Exercise:
Select all lines in the records that include "this".
** Begin **
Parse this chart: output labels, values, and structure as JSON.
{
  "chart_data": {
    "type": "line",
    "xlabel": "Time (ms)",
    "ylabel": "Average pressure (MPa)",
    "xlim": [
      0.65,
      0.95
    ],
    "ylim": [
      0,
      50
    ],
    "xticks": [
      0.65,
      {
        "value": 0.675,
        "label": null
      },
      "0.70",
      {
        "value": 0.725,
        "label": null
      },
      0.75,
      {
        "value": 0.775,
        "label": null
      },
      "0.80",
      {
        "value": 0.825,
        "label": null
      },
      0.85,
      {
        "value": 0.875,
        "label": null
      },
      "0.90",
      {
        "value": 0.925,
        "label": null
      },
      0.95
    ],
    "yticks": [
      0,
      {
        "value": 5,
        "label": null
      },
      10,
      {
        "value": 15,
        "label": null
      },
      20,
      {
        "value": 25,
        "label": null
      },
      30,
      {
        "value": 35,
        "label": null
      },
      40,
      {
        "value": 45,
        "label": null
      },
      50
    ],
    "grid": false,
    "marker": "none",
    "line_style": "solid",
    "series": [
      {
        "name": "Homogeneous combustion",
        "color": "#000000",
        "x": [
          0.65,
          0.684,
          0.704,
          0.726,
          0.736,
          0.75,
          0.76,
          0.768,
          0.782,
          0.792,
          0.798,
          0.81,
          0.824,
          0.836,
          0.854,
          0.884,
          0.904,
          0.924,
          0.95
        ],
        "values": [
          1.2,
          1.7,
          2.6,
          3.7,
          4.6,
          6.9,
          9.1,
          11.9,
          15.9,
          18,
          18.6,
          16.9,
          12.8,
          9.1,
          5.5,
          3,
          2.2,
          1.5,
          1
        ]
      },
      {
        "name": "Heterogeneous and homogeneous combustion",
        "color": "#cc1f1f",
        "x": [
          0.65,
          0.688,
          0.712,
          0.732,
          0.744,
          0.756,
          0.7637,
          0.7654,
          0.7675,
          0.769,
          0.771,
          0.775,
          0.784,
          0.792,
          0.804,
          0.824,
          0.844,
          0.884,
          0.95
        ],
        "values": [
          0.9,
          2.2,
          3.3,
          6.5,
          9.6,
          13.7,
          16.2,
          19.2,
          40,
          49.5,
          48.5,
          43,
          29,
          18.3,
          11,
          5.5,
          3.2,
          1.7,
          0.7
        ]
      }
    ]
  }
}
** End **
** Begin **
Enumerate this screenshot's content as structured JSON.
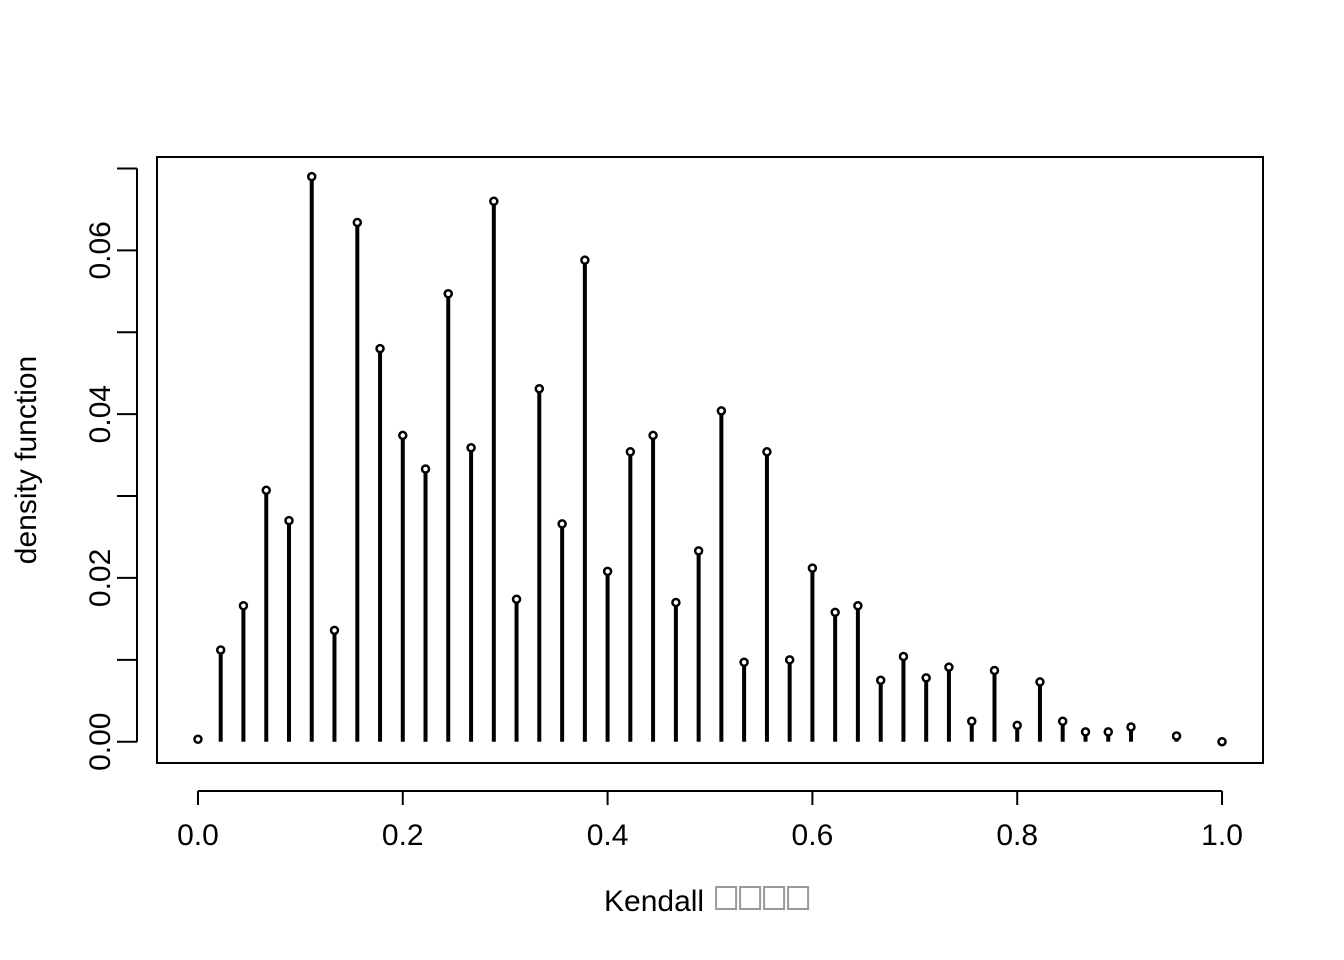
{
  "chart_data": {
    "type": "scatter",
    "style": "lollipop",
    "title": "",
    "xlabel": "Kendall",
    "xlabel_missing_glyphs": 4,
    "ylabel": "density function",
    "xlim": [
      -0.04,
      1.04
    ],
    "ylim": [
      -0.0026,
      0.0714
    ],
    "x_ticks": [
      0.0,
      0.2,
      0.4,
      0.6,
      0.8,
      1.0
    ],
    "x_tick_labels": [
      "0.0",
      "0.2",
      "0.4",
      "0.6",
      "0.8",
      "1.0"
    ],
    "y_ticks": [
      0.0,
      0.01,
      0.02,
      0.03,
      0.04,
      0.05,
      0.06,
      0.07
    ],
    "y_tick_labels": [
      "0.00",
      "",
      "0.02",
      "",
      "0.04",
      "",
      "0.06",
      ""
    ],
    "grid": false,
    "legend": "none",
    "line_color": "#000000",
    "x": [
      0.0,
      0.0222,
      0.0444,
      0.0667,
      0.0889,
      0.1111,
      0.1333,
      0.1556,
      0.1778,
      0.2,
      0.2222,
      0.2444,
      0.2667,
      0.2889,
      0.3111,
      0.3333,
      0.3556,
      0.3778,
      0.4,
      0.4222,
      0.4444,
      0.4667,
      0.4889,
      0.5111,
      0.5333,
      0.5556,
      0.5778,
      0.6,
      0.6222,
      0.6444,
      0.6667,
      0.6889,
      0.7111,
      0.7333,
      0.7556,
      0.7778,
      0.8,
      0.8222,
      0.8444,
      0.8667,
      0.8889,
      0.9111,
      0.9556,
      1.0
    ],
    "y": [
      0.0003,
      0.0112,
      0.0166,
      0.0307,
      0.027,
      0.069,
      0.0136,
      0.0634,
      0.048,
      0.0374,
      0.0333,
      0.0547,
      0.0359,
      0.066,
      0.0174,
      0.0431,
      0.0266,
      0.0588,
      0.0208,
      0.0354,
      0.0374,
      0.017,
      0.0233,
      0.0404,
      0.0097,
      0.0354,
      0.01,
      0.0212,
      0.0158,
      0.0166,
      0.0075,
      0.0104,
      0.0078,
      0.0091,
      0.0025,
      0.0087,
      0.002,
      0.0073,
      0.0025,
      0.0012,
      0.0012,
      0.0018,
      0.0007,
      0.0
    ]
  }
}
** End **
** Begin **
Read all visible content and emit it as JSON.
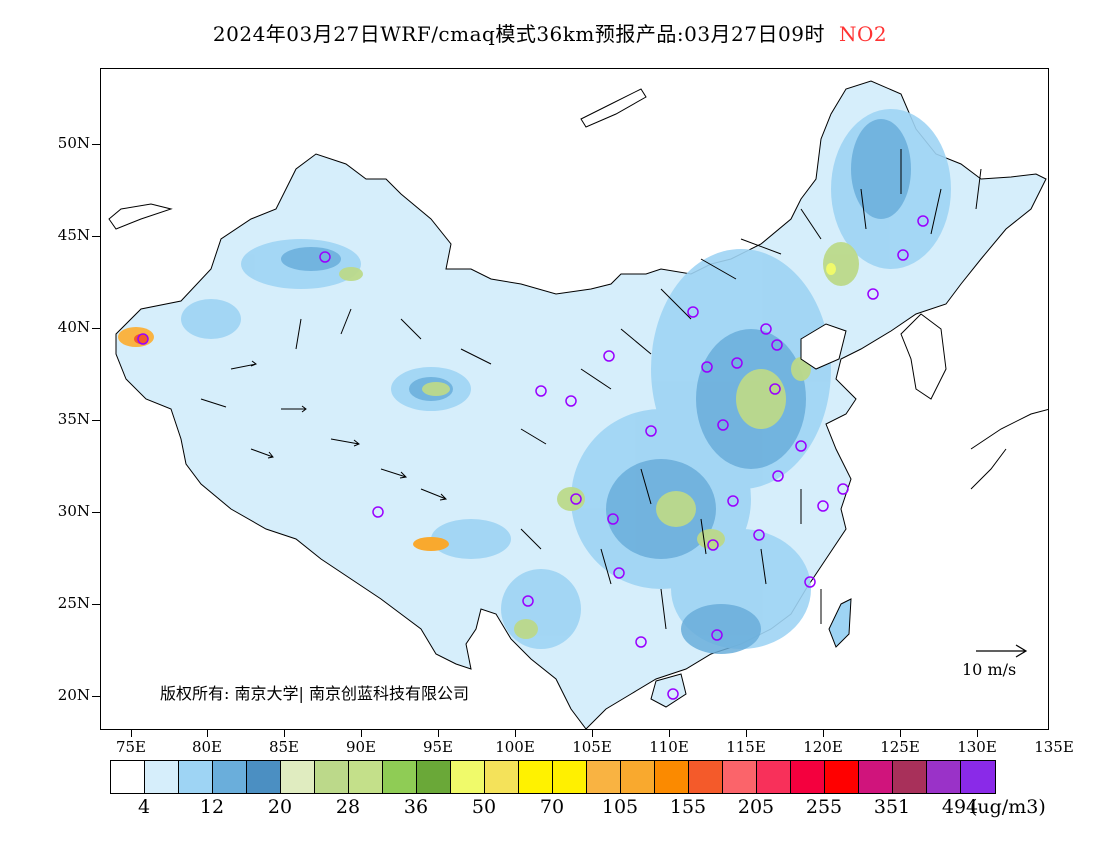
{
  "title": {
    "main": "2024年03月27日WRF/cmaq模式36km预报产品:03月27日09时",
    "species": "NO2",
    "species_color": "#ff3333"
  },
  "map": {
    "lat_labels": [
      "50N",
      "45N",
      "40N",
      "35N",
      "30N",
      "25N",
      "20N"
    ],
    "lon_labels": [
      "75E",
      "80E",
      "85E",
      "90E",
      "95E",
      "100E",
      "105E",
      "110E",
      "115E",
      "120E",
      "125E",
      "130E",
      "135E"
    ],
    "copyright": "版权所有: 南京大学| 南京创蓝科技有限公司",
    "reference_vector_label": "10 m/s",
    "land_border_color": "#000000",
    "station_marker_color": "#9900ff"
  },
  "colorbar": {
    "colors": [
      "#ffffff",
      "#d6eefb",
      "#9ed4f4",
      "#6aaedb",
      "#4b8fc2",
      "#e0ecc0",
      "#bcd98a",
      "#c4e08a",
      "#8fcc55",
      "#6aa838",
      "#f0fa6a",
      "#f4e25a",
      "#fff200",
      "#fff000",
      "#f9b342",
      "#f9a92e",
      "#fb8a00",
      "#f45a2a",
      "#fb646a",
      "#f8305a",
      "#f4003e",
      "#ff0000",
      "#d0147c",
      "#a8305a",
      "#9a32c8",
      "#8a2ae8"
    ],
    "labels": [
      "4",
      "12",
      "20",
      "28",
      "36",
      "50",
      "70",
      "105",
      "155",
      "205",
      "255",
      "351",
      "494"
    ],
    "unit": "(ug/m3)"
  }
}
** End **
Task solution:
Parse this chart: output labels, values, and structure as JSON.
Enumerate this screenshot's content as structured JSON.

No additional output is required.